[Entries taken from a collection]
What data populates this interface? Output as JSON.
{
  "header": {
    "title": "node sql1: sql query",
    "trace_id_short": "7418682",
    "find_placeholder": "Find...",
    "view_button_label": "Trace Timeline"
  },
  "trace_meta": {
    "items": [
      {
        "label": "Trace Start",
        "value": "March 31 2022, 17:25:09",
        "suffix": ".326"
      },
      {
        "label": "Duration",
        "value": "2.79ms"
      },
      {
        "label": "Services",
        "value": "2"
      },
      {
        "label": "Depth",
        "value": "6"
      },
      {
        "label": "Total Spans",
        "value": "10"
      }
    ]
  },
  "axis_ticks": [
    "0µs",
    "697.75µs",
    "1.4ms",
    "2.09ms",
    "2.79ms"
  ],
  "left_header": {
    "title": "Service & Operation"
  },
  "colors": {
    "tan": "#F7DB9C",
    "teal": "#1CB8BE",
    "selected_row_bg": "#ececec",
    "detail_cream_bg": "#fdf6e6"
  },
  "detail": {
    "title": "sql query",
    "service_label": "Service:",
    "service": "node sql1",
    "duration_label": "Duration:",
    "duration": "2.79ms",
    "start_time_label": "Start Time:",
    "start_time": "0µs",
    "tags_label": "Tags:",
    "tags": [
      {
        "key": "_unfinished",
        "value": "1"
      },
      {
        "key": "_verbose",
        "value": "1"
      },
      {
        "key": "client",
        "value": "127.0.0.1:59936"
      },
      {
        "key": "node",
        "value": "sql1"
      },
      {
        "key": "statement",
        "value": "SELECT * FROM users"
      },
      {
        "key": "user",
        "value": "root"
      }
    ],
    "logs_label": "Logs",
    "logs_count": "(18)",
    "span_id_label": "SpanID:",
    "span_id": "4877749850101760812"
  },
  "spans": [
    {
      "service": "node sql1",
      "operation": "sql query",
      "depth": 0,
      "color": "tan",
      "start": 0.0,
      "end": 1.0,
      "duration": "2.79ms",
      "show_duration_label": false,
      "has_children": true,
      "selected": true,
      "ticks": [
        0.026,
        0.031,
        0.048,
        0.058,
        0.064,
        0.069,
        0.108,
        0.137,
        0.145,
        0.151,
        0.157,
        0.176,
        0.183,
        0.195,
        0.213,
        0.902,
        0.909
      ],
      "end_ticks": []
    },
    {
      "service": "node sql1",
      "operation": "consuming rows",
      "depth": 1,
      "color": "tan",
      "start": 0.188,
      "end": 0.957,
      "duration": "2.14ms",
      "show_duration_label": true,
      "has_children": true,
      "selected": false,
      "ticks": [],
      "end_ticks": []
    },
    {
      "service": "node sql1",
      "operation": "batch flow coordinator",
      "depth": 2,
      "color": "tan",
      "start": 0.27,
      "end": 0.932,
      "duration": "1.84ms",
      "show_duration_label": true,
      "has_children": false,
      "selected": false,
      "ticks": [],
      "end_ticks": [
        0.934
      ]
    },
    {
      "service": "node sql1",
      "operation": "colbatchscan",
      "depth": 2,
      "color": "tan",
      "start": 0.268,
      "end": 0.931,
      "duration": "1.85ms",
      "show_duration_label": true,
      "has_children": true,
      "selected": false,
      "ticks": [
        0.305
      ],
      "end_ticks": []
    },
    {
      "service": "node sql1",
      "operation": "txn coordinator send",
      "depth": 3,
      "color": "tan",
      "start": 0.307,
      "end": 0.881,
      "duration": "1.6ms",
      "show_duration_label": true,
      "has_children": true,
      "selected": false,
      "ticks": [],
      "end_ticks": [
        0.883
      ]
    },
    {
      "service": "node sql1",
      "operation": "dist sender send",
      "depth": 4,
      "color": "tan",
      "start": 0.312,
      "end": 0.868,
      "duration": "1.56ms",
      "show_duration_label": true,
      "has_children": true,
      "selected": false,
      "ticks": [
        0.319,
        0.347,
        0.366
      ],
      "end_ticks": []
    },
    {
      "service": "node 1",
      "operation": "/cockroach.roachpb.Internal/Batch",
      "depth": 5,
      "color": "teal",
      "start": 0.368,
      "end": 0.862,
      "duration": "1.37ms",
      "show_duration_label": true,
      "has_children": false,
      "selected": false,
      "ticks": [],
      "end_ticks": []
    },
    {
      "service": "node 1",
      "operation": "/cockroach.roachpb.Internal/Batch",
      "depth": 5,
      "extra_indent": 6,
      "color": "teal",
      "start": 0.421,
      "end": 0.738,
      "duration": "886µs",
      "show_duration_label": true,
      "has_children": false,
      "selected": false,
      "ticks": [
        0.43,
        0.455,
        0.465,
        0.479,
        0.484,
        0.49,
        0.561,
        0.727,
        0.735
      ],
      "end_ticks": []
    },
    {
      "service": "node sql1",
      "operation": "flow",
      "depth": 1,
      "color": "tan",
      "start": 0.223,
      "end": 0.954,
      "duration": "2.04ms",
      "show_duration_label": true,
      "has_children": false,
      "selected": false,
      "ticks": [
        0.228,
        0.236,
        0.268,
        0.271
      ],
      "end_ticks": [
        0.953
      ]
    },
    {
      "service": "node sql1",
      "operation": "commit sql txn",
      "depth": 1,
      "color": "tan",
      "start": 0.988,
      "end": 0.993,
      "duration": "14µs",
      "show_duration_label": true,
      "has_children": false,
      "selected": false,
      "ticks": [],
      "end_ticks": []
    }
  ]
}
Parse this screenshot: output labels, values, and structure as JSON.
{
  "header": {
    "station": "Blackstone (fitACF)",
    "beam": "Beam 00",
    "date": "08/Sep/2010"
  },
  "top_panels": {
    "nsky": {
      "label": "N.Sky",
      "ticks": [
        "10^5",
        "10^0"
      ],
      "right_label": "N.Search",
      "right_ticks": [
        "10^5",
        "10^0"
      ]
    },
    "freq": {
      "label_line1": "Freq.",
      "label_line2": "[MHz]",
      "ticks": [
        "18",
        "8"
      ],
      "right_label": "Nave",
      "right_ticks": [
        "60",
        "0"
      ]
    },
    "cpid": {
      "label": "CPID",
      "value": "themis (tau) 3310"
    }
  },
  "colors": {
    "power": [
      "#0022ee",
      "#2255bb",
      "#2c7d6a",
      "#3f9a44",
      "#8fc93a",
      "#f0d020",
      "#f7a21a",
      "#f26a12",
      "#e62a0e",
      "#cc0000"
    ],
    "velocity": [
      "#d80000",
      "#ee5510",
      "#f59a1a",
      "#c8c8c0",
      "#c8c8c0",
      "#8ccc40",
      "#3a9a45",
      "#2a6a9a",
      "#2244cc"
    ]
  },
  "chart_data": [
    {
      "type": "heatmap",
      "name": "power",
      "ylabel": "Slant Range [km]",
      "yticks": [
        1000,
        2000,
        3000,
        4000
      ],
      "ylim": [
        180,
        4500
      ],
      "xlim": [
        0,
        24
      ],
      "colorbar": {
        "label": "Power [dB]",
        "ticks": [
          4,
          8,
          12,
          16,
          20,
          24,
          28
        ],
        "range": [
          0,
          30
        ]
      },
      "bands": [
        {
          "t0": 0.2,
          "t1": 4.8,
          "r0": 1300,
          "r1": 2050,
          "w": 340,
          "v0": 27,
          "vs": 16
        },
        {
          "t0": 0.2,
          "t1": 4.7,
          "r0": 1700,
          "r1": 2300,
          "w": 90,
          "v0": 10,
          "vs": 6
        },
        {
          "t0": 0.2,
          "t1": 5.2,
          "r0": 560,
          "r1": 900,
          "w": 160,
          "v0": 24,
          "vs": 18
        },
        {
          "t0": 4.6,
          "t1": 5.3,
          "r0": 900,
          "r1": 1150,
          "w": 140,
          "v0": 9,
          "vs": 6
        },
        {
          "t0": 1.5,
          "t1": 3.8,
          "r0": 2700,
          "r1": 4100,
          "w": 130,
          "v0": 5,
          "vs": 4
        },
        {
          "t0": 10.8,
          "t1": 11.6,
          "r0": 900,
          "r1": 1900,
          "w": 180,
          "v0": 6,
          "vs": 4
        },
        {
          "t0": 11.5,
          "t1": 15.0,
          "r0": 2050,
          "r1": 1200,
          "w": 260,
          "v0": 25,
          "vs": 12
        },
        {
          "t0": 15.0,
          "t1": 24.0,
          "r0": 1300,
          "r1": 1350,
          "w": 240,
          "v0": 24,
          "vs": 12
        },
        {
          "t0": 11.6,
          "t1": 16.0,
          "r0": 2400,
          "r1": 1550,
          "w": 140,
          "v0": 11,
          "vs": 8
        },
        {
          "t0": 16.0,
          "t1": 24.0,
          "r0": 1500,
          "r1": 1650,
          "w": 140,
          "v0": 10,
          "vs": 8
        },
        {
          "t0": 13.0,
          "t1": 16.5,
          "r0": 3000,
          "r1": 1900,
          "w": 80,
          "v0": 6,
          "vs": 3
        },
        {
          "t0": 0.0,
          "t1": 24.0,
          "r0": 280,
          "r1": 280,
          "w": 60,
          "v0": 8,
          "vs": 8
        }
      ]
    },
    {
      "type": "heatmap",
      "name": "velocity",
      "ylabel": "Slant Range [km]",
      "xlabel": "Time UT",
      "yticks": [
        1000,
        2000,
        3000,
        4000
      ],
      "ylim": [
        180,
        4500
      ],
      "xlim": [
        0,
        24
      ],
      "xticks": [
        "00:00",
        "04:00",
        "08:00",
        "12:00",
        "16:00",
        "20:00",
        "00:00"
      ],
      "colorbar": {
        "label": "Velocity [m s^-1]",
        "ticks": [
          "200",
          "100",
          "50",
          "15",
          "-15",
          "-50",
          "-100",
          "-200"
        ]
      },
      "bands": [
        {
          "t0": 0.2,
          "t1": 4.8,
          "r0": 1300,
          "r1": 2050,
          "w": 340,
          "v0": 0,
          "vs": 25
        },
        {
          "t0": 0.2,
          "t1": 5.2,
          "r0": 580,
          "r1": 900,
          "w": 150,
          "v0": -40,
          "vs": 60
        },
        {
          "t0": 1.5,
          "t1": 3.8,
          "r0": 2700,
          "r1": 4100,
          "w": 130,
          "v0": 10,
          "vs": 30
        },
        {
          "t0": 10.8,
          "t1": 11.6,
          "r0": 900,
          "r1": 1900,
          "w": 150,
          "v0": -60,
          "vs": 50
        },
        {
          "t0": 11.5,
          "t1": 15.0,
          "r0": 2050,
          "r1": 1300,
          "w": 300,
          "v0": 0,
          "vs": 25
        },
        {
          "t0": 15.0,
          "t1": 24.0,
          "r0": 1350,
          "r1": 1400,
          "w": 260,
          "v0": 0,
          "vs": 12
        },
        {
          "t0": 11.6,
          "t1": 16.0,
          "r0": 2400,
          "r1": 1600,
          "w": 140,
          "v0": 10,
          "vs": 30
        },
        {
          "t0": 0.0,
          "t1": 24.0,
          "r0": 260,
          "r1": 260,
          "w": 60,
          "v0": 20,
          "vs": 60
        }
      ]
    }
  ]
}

§ **EXERCISE PROMPT**: Search the data above for the word "send", then gather each line in which it appears.

§ **ANSWER TO THIS EXERCISE**:
      "operation": "txn coordinator send",
      "operation": "dist sender send",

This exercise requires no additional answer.